**To do:** Without skipping anything, write out each record below exactly.

**Supplied information:**
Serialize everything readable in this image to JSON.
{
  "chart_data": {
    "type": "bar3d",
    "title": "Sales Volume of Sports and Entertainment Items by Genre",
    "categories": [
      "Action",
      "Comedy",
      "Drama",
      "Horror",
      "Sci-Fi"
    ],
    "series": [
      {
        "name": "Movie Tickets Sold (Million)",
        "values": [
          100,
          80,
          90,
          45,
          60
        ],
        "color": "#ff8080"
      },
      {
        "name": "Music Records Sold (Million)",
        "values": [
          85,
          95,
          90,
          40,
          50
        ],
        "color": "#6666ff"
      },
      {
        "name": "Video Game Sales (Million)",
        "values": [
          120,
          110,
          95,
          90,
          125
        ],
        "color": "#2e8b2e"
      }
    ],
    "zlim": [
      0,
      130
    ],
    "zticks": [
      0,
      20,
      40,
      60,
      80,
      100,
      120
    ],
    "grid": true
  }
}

**Task result:**
Serialize everything readable in this image to JSON.
{
  "chart_data": {
    "type": "bar3d",
    "title": "Sales Volume of Sports and Entertainment Items by Genre",
    "categories": [
      "Action",
      "Comedy",
      "Drama",
      "Horror",
      "Sci-Fi"
    ],
    "series": [
      {
        "name": "Movie Tickets Sold (Million)",
        "values": [
          100,
          80,
          90,
          45,
          60
        ],
        "color": "#ff8080"
      },
      {
        "name": "Music Records Sold (Million)",
        "values": [
          85,
          95,
          90,
          40,
          50
        ],
        "color": "#6666ff"
      },
      {
        "name": "Video Game Sales (Million)",
        "values": [
          120,
          110,
          95,
          90,
          125
        ],
        "color": "#2e8b2e"
      }
    ],
    "zlim": [
      0,
      130
    ],
    "zticks": [
      0,
      20,
      40,
      60,
      80,
      100,
      120
    ],
    "grid": true
  }
}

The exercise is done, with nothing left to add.